* Passage shown *
◆ ◆ ◆ ◆

Do You Want What You Can’t Have? Why You Keep Chasing the Unavailable

- By

Clearly, what Chin is really doing is exhibiting the very common infliction of what us Heteros have deemed attachment issues. While she likes to play it up as some sort of thrill seeking huntress manipulating her way into the cookies of straight women, what Chin is actually confessing to is being a commitment-phobe – someone who has an inability and unwillingness to connect beyond the physical. It’s less about the girls being straight as it is more about them being (seemingly) unobtainable, thus no real fear of what to do if they ever decided to stick around. If anything it just goes to show how average lesbians can be in the context of being emotionally messed up – to put it lightly.

Like Chin, there was a period in my life in which I sought out guys that clearly were unavailable. How do I know they were unavailable? Well, because they told me. But that didn’t stop me from hitching my wagon to the caboose of every distant and emotionally unavailable man I came across. Sure there were lonely nights and lots of crying. It was like being on a rollercoaster of emotions– hence my love affair with Vivian Green’s  “Emotional Rollercoaster” song– and even though, I thought I hated every minute of it; I couldn’t get over it and soon was on to the next unavailable fellow.

I did this for years up until I got into a long term steady relationship with someone, who was attentive, interested and basically a stable presence in my life. I was bored. He was boring. He basically met all my needs and yet, nothing. Then it dawned on me:  As much I thought I hated chasing these unavailable men, there was something about it that I desired.  In short, I wanted these men, who I was in no danger of every actually securing, because I was in fact, unavailable.

Emotionally unavailable people are caught up in themselves, not so much because they are egotistical but because they have unresolved issues, possibly with their imperfect upbringings, which makes them incapable of giving themselves to a loving relationship. While some may take themselves completely off the market, some may hide from their internal struggles in the company of people they may like but don’t have a chance at accessing – or being accessed – emotionally.

◆ ◆ ◆ ◆

* Task A *
Decide whether each statement agrees with the essay about chasing unavailable people: (i) the writer felt bored in the long-term steady relationship; (ii) the writer figured out on their own that the men were unavailable; (iii) the essay says emotionally unavailable people are caught up in themselves mainly because they are egotistical. For each one, answer yes or no and quote the words from the essay that decide it.
* Task B *
In the essay about chasing unavailable people, write out everything from "I did this for" down to "in fact, unavailable.", substituting "restless" for "bored".
* Task C *
Proceed with the essay about chasing unavailable people, starting right after its final sentence.

(Element position data)
◆ ◆ ◆ ◆

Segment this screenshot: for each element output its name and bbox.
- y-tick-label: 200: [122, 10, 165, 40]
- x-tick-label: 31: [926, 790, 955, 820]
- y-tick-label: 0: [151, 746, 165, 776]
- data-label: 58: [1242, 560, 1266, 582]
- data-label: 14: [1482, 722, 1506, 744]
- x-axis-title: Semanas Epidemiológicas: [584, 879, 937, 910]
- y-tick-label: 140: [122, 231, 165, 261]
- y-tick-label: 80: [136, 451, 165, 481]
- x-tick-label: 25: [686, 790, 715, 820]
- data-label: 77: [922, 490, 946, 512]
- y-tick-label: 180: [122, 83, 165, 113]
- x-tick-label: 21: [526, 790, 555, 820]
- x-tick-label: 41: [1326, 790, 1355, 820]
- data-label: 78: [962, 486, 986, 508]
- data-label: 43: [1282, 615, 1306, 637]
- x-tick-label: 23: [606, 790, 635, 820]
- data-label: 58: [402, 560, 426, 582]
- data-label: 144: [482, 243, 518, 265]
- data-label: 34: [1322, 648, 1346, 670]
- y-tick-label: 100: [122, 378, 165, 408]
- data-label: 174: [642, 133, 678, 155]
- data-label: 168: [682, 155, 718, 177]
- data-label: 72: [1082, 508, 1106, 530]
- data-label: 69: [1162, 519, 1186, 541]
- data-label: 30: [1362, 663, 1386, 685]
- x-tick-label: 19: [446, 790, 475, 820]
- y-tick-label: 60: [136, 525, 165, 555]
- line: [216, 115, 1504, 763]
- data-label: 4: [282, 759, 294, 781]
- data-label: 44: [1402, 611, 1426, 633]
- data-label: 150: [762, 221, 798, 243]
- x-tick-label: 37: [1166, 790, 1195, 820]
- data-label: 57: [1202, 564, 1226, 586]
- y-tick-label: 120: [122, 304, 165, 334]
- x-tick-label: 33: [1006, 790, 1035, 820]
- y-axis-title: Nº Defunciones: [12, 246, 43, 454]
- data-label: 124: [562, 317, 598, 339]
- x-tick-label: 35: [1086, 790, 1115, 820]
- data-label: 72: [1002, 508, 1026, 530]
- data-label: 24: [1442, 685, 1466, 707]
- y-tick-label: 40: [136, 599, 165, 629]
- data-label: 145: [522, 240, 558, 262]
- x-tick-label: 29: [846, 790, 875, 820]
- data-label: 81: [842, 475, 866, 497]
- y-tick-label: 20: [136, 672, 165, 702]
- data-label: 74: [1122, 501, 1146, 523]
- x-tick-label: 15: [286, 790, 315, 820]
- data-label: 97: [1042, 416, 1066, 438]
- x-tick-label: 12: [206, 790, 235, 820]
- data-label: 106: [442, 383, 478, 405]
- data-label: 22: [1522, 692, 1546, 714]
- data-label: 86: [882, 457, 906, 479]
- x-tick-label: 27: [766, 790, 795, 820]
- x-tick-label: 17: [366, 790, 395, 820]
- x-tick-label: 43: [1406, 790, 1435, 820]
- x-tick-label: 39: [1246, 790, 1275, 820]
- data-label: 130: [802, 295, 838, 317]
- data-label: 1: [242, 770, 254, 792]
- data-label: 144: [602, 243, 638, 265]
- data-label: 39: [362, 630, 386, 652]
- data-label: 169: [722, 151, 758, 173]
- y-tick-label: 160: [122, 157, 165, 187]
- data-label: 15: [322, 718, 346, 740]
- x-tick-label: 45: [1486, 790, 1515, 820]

◆ ◆ ◆ ◆

* Written reply A *
(i) Yes: "I was bored."
(ii) No: "How do I know they were unavailable? Well, because they told me."
(iii) No: "not so much because they are egotistical but because they have unresolved issues"

* Written reply B *
I did this for years up until I got into a long term steady relationship with someone, who was attentive, interested and basically a stable presence in my life. I was restless. He was boring. He basically met all my needs and yet, nothing. Then it dawned on me:  As much I thought I hated chasing these unavailable men, there was something about it that I desired.  In short, I wanted these men, who I was in no danger of every actually securing, because I was in fact, unavailable.

* Written reply C *
I have chased away many of men in my day through both the rejection of stable relationships and through hanging out with men, whom I knew weren’t in it for the long term.  Now I am pretty much alone although I do have male friends, many of which I kept at a distance. It took me years to recognize it. And now that I know full well what it is, I don’t know if it is possible or even necessary that I change – at least for now.  What can I say other than I am comfortable and free from the burden of hurting people or being hurt.

What’s great about the Chin piece is that although she comes off as a female version of a douche bag, there is self-awareness in what she does. She even, kind of, alludes to it when she writes, “ Or maybe we are just like everyone else, desperately looking everywhere for love.”  Similar in the way that single women chase after married men, or men chase after women, who identify as strictly lesbians or my infatuation with the emotionally unavailable men, we all are searching for a certain level of completion, which if we were being honest, will never be found externally. I think more women could benefit from this sort of honesty within and about themselves – regardless of sexual orientation.

More on Madame Noire!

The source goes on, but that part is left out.